Pictures do not belong in the copy; quote every entry below exactly.

Records shown
START
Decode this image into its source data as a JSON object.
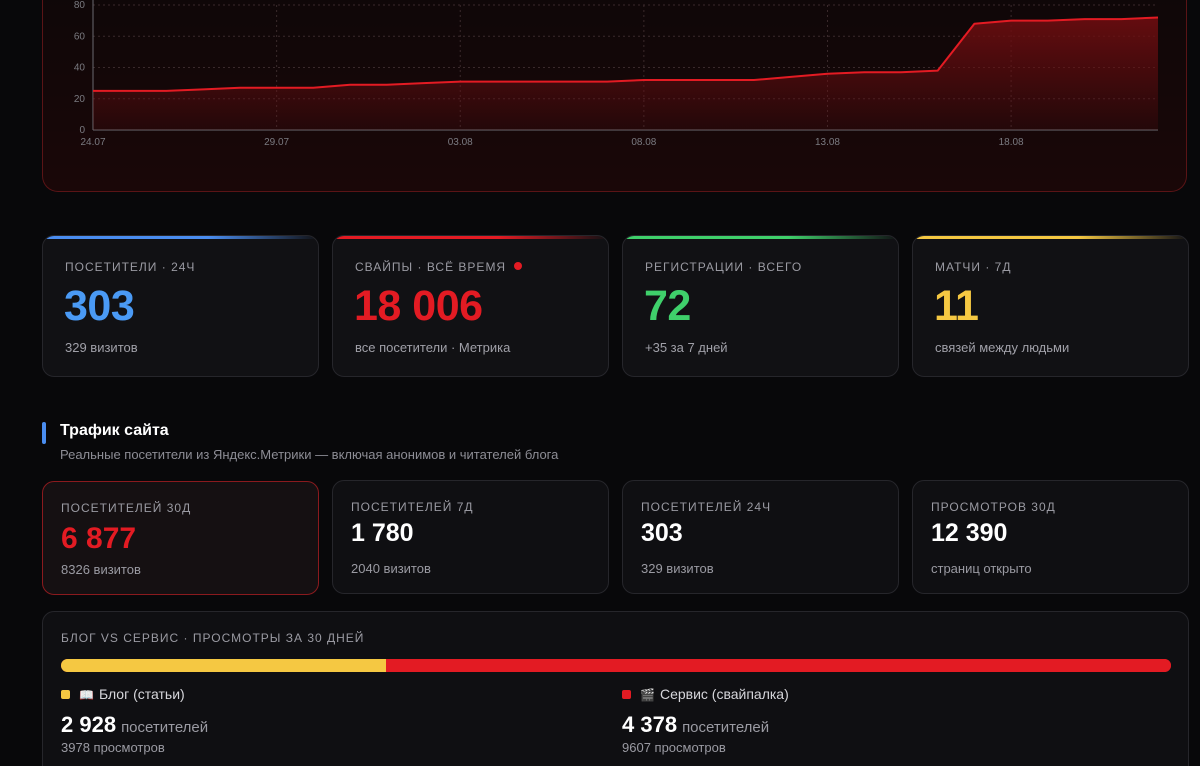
{
  "chart_data": {
    "type": "area",
    "x": [
      "24.07",
      "25.07",
      "26.07",
      "27.07",
      "28.07",
      "29.07",
      "30.07",
      "31.07",
      "01.08",
      "02.08",
      "03.08",
      "04.08",
      "05.08",
      "06.08",
      "07.08",
      "08.08",
      "09.08",
      "10.08",
      "11.08",
      "12.08",
      "13.08",
      "14.08",
      "15.08",
      "16.08",
      "17.08",
      "18.08",
      "19.08",
      "20.08",
      "21.08",
      "22.08"
    ],
    "x_tick_labels": [
      "24.07",
      "29.07",
      "03.08",
      "08.08",
      "13.08",
      "18.08"
    ],
    "y_tick_labels": [
      "0",
      "20",
      "40",
      "60",
      "80"
    ],
    "series": [
      {
        "values": [
          25,
          25,
          25,
          26,
          27,
          27,
          27,
          29,
          29,
          30,
          31,
          31,
          31,
          31,
          31,
          32,
          32,
          32,
          32,
          34,
          36,
          37,
          37,
          38,
          68,
          70,
          70,
          71,
          71,
          72
        ]
      }
    ],
    "ylim": [
      0,
      80
    ],
    "grid": true,
    "colors": {
      "line": "#e31b23",
      "fill": "#6e0d10"
    }
  },
  "kpis": [
    {
      "label": "ПОСЕТИТЕЛИ · 24Ч",
      "value": "303",
      "sub": "329 визитов",
      "color": "#4a9af5",
      "topline": "#4a8df0"
    },
    {
      "label": "СВАЙПЫ · ВСЁ ВРЕМЯ",
      "value": "18 006",
      "sub": "все посетители · Метрика",
      "color": "#e31b23",
      "topline": "#e31b23"
    },
    {
      "label": "РЕГИСТРАЦИИ · ВСЕГО",
      "value": "72",
      "sub": "+35 за 7 дней",
      "color": "#3fd06b",
      "topline": "#3fd06b"
    },
    {
      "label": "МАТЧИ · 7Д",
      "value": "11",
      "sub": "связей между людьми",
      "color": "#f5c842",
      "topline": "#f5c842"
    }
  ],
  "traffic": {
    "title": "Трафик сайта",
    "subtitle": "Реальные посетители из Яндекс.Метрики — включая анонимов и читателей блога",
    "cards": [
      {
        "label": "ПОСЕТИТЕЛЕЙ 30Д",
        "value": "6 877",
        "sub": "8326 визитов"
      },
      {
        "label": "ПОСЕТИТЕЛЕЙ 7Д",
        "value": "1 780",
        "sub": "2040 визитов"
      },
      {
        "label": "ПОСЕТИТЕЛЕЙ 24Ч",
        "value": "303",
        "sub": "329 визитов"
      },
      {
        "label": "ПРОСМОТРОВ 30Д",
        "value": "12 390",
        "sub": "страниц открыто"
      }
    ]
  },
  "split": {
    "label": "БЛОГ VS СЕРВИС · ПРОСМОТРЫ ЗА 30 ДНЕЙ",
    "blog_share": 0.293,
    "blog": {
      "legend": "Блог (статьи)",
      "icon": "book-icon",
      "emoji": "📖",
      "visitors": "2 928",
      "unit": "посетителей",
      "views": "3978 просмотров",
      "color": "#f5c842"
    },
    "service": {
      "legend": "Сервис (свайпалка)",
      "icon": "clapper-icon",
      "emoji": "🎬",
      "visitors": "4 378",
      "unit": "посетителей",
      "views": "9607 просмотров",
      "color": "#e31b23"
    }
  }
}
END
Task result
Decode this image into its source data as a JSON object.
{
  "chart_data": {
    "type": "area",
    "x": [
      "24.07",
      "25.07",
      "26.07",
      "27.07",
      "28.07",
      "29.07",
      "30.07",
      "31.07",
      "01.08",
      "02.08",
      "03.08",
      "04.08",
      "05.08",
      "06.08",
      "07.08",
      "08.08",
      "09.08",
      "10.08",
      "11.08",
      "12.08",
      "13.08",
      "14.08",
      "15.08",
      "16.08",
      "17.08",
      "18.08",
      "19.08",
      "20.08",
      "21.08",
      "22.08"
    ],
    "x_tick_labels": [
      "24.07",
      "29.07",
      "03.08",
      "08.08",
      "13.08",
      "18.08"
    ],
    "y_tick_labels": [
      "0",
      "20",
      "40",
      "60",
      "80"
    ],
    "series": [
      {
        "values": [
          25,
          25,
          25,
          26,
          27,
          27,
          27,
          29,
          29,
          30,
          31,
          31,
          31,
          31,
          31,
          32,
          32,
          32,
          32,
          34,
          36,
          37,
          37,
          38,
          68,
          70,
          70,
          71,
          71,
          72
        ]
      }
    ],
    "ylim": [
      0,
      80
    ],
    "grid": true,
    "colors": {
      "line": "#e31b23",
      "fill": "#6e0d10"
    }
  },
  "kpis": [
    {
      "label": "ПОСЕТИТЕЛИ · 24Ч",
      "value": "303",
      "sub": "329 визитов",
      "color": "#4a9af5",
      "topline": "#4a8df0"
    },
    {
      "label": "СВАЙПЫ · ВСЁ ВРЕМЯ",
      "value": "18 006",
      "sub": "все посетители · Метрика",
      "color": "#e31b23",
      "topline": "#e31b23"
    },
    {
      "label": "РЕГИСТРАЦИИ · ВСЕГО",
      "value": "72",
      "sub": "+35 за 7 дней",
      "color": "#3fd06b",
      "topline": "#3fd06b"
    },
    {
      "label": "МАТЧИ · 7Д",
      "value": "11",
      "sub": "связей между людьми",
      "color": "#f5c842",
      "topline": "#f5c842"
    }
  ],
  "traffic": {
    "title": "Трафик сайта",
    "subtitle": "Реальные посетители из Яндекс.Метрики — включая анонимов и читателей блога",
    "cards": [
      {
        "label": "ПОСЕТИТЕЛЕЙ 30Д",
        "value": "6 877",
        "sub": "8326 визитов"
      },
      {
        "label": "ПОСЕТИТЕЛЕЙ 7Д",
        "value": "1 780",
        "sub": "2040 визитов"
      },
      {
        "label": "ПОСЕТИТЕЛЕЙ 24Ч",
        "value": "303",
        "sub": "329 визитов"
      },
      {
        "label": "ПРОСМОТРОВ 30Д",
        "value": "12 390",
        "sub": "страниц открыто"
      }
    ]
  },
  "split": {
    "label": "БЛОГ VS СЕРВИС · ПРОСМОТРЫ ЗА 30 ДНЕЙ",
    "blog_share": 0.293,
    "blog": {
      "legend": "Блог (статьи)",
      "icon": "book-icon",
      "emoji": "📖",
      "visitors": "2 928",
      "unit": "посетителей",
      "views": "3978 просмотров",
      "color": "#f5c842"
    },
    "service": {
      "legend": "Сервис (свайпалка)",
      "icon": "clapper-icon",
      "emoji": "🎬",
      "visitors": "4 378",
      "unit": "посетителей",
      "views": "9607 просмотров",
      "color": "#e31b23"
    }
  }
}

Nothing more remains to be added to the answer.